[What you are asked to do]: Using the data below, copy each line that includes the word "ALUMINA".
----------------------------------------
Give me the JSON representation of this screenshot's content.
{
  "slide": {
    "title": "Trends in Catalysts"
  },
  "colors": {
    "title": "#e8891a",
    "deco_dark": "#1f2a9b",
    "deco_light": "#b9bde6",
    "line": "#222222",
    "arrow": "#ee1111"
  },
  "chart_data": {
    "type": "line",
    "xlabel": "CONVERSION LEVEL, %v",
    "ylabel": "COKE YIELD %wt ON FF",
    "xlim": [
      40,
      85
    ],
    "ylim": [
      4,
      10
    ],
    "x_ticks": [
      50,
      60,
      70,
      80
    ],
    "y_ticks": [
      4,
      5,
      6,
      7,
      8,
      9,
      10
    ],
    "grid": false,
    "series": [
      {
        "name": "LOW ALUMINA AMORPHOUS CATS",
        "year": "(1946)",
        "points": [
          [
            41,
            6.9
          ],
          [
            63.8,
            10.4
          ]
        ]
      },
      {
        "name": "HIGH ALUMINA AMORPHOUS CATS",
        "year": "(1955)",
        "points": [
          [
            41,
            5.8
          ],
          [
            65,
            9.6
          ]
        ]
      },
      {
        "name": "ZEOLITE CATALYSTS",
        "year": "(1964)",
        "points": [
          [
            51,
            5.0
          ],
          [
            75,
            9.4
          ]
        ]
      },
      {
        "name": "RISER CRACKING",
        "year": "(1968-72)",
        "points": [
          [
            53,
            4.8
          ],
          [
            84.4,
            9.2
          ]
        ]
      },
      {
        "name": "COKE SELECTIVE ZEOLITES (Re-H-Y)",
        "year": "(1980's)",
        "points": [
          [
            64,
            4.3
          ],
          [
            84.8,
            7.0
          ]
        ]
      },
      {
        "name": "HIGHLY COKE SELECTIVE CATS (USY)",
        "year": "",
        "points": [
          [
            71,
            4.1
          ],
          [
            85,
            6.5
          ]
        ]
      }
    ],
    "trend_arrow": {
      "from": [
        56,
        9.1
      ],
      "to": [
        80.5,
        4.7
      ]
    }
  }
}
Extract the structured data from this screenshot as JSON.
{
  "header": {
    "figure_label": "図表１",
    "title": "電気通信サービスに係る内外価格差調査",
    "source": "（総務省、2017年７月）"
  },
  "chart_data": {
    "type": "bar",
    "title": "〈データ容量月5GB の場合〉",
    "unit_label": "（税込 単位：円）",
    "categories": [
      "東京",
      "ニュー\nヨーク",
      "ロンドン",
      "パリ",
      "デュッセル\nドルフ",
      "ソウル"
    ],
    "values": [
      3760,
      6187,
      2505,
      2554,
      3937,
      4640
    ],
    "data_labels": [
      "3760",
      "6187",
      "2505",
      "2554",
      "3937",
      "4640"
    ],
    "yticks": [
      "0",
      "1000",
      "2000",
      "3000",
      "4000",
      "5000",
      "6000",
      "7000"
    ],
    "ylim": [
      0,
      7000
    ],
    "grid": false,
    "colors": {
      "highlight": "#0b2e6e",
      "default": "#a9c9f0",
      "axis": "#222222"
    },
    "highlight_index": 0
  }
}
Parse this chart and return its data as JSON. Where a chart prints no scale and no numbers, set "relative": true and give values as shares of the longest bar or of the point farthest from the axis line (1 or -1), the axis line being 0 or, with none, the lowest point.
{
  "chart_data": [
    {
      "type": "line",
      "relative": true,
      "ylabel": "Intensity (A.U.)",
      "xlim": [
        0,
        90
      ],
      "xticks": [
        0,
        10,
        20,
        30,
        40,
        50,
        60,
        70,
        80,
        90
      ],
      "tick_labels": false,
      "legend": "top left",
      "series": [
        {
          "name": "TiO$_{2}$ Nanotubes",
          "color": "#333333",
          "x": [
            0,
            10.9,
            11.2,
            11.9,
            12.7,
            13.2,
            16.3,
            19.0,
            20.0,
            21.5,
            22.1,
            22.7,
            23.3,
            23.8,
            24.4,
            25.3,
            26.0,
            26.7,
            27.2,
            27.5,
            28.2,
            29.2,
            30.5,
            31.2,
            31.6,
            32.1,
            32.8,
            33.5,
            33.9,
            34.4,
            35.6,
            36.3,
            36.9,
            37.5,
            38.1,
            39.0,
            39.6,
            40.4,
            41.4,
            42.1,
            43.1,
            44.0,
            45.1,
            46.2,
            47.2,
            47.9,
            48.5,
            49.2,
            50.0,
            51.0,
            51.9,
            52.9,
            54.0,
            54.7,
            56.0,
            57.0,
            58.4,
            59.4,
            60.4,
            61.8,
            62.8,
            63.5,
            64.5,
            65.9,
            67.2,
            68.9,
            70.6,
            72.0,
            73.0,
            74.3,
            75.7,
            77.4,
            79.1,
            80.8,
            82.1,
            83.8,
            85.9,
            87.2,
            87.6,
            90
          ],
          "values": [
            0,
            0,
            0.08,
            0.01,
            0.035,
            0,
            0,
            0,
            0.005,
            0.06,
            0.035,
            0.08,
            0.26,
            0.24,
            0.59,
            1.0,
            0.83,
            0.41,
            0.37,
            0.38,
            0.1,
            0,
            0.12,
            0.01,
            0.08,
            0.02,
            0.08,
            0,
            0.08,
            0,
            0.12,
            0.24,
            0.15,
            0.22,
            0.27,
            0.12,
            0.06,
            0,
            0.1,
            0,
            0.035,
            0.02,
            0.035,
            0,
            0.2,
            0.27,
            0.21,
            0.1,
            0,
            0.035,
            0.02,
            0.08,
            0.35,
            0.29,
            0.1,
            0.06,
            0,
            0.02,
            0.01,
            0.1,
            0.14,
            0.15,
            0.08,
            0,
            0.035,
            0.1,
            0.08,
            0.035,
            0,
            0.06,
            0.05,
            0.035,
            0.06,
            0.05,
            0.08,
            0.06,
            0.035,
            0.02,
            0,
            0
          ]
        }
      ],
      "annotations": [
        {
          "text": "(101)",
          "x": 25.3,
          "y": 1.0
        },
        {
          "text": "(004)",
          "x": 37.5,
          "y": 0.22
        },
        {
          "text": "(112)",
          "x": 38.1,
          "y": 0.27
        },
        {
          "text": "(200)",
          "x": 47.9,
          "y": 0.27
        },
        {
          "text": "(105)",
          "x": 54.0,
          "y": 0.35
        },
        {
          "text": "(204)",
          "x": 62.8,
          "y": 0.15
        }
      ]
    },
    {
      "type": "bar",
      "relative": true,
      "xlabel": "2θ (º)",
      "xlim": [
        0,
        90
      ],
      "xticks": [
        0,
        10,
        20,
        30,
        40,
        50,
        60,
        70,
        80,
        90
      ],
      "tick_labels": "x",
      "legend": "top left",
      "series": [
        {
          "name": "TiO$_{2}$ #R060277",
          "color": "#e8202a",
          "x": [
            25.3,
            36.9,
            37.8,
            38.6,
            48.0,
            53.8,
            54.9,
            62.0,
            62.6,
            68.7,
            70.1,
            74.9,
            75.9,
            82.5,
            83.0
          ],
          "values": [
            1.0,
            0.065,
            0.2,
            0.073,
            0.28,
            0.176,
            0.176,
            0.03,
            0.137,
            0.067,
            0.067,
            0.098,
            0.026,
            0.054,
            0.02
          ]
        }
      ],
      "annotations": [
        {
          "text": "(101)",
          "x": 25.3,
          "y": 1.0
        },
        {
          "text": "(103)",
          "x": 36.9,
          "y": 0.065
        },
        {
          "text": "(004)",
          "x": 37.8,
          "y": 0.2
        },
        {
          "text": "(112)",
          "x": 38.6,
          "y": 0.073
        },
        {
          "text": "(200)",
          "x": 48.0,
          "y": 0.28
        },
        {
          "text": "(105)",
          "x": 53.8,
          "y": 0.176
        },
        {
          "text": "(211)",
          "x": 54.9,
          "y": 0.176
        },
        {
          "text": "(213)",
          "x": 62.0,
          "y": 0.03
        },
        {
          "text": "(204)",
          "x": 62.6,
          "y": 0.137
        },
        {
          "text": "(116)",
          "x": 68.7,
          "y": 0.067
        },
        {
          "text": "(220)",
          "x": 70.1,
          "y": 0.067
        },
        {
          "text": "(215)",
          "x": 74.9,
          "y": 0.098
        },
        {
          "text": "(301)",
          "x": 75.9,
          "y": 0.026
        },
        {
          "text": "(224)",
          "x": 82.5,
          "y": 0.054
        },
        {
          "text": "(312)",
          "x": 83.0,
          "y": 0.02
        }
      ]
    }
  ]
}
----------------------------------------
[Solution]:
        "name": "LOW ALUMINA AMORPHOUS CATS",
        "name": "HIGH ALUMINA AMORPHOUS CATS",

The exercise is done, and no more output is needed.